◆ Aim of the task
Extract from the listing each line in which the word "name" appears.
==== Exercise materials
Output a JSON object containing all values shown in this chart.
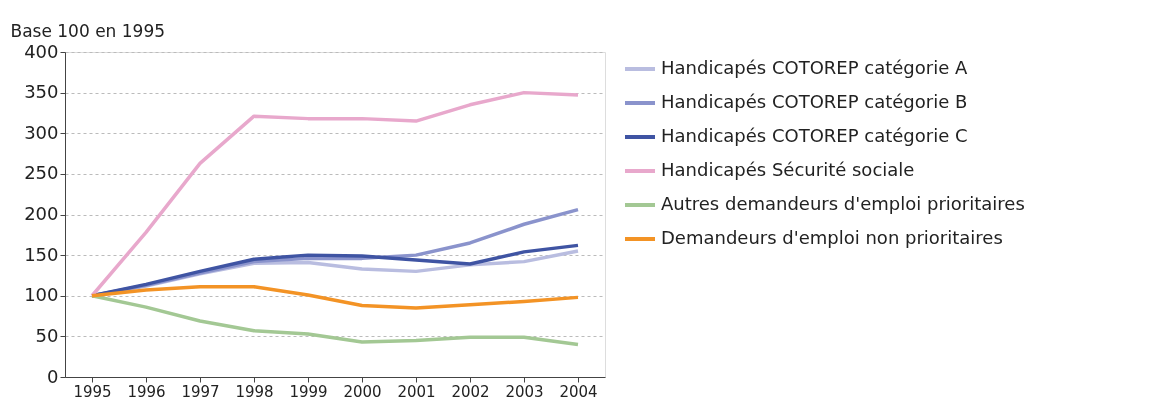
{
  "chart_data": {
    "type": "line",
    "ylabel": "Base 100 en 1995",
    "categories": [
      "1995",
      "1996",
      "1997",
      "1998",
      "1999",
      "2000",
      "2001",
      "2002",
      "2003",
      "2004"
    ],
    "series": [
      {
        "name": "Handicapés COTOREP catégorie A",
        "color": "#b9bde0",
        "values": [
          100,
          112,
          127,
          140,
          141,
          133,
          130,
          138,
          142,
          155
        ]
      },
      {
        "name": "Handicapés COTOREP catégorie B",
        "color": "#8a93cc",
        "values": [
          100,
          113,
          128,
          142,
          146,
          146,
          150,
          165,
          188,
          206
        ]
      },
      {
        "name": "Handicapés COTOREP catégorie C",
        "color": "#3f54a3",
        "values": [
          100,
          114,
          130,
          145,
          150,
          149,
          144,
          139,
          154,
          162
        ]
      },
      {
        "name": "Handicapés Sécurité sociale",
        "color": "#e8a8cc",
        "values": [
          100,
          178,
          263,
          321,
          318,
          318,
          315,
          335,
          350,
          347
        ]
      },
      {
        "name": "Autres demandeurs d'emploi prioritaires",
        "color": "#a3c894",
        "values": [
          100,
          86,
          69,
          57,
          53,
          43,
          45,
          49,
          49,
          40
        ]
      },
      {
        "name": "Demandeurs d'emploi non prioritaires",
        "color": "#f39325",
        "values": [
          100,
          107,
          111,
          111,
          101,
          88,
          85,
          89,
          93,
          98
        ]
      }
    ],
    "ylim": [
      0,
      400
    ],
    "yticks": [
      0,
      50,
      100,
      150,
      200,
      250,
      300,
      350,
      400
    ],
    "grid": "y",
    "legend": "right",
    "marker": "none",
    "line_style": "solid"
  }
}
========
◆ Written answer
        "name": "Handicapés COTOREP catégorie A",
        "name": "Handicapés COTOREP catégorie B",
        "name": "Handicapés COTOREP catégorie C",
        "name": "Handicapés Sécurité sociale",
        "name": "Autres demandeurs d'emploi prioritaires",
        "name": "Demandeurs d'emploi non prioritaires",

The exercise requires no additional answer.